▼
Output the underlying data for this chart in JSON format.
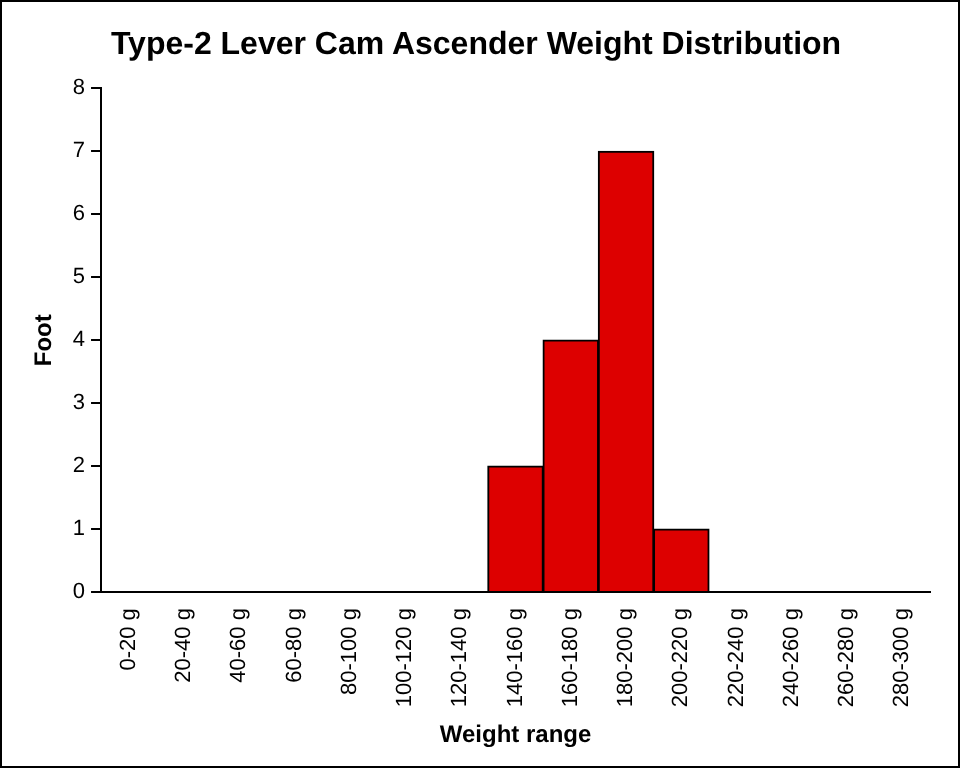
{
  "chart_data": {
    "type": "bar",
    "title": "Type-2 Lever Cam Ascender Weight Distribution",
    "xlabel": "Weight range",
    "ylabel": "Foot",
    "categories": [
      "0-20 g",
      "20-40 g",
      "40-60 g",
      "60-80 g",
      "80-100 g",
      "100-120 g",
      "120-140 g",
      "140-160 g",
      "160-180 g",
      "180-200 g",
      "200-220 g",
      "220-240 g",
      "240-260 g",
      "260-280 g",
      "280-300 g"
    ],
    "values": [
      0,
      0,
      0,
      0,
      0,
      0,
      0,
      2,
      4,
      7,
      1,
      0,
      0,
      0,
      0
    ],
    "color": "#dd0000",
    "ylim": [
      0,
      8
    ],
    "yticks": [
      0,
      1,
      2,
      3,
      4,
      5,
      6,
      7,
      8
    ],
    "grid": false,
    "legend": false
  }
}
▲
YOUR TASK: Pictures are excluded; output everything else in the data verbatim.

EXERCISE RESULT:
Output the underlying data for this chart in JSON format.
{
  "chart_data": {
    "type": "bar",
    "title": "Type-2 Lever Cam Ascender Weight Distribution",
    "xlabel": "Weight range",
    "ylabel": "Foot",
    "categories": [
      "0-20 g",
      "20-40 g",
      "40-60 g",
      "60-80 g",
      "80-100 g",
      "100-120 g",
      "120-140 g",
      "140-160 g",
      "160-180 g",
      "180-200 g",
      "200-220 g",
      "220-240 g",
      "240-260 g",
      "260-280 g",
      "280-300 g"
    ],
    "values": [
      0,
      0,
      0,
      0,
      0,
      0,
      0,
      2,
      4,
      7,
      1,
      0,
      0,
      0,
      0
    ],
    "color": "#dd0000",
    "ylim": [
      0,
      8
    ],
    "yticks": [
      0,
      1,
      2,
      3,
      4,
      5,
      6,
      7,
      8
    ],
    "grid": false,
    "legend": false
  }
}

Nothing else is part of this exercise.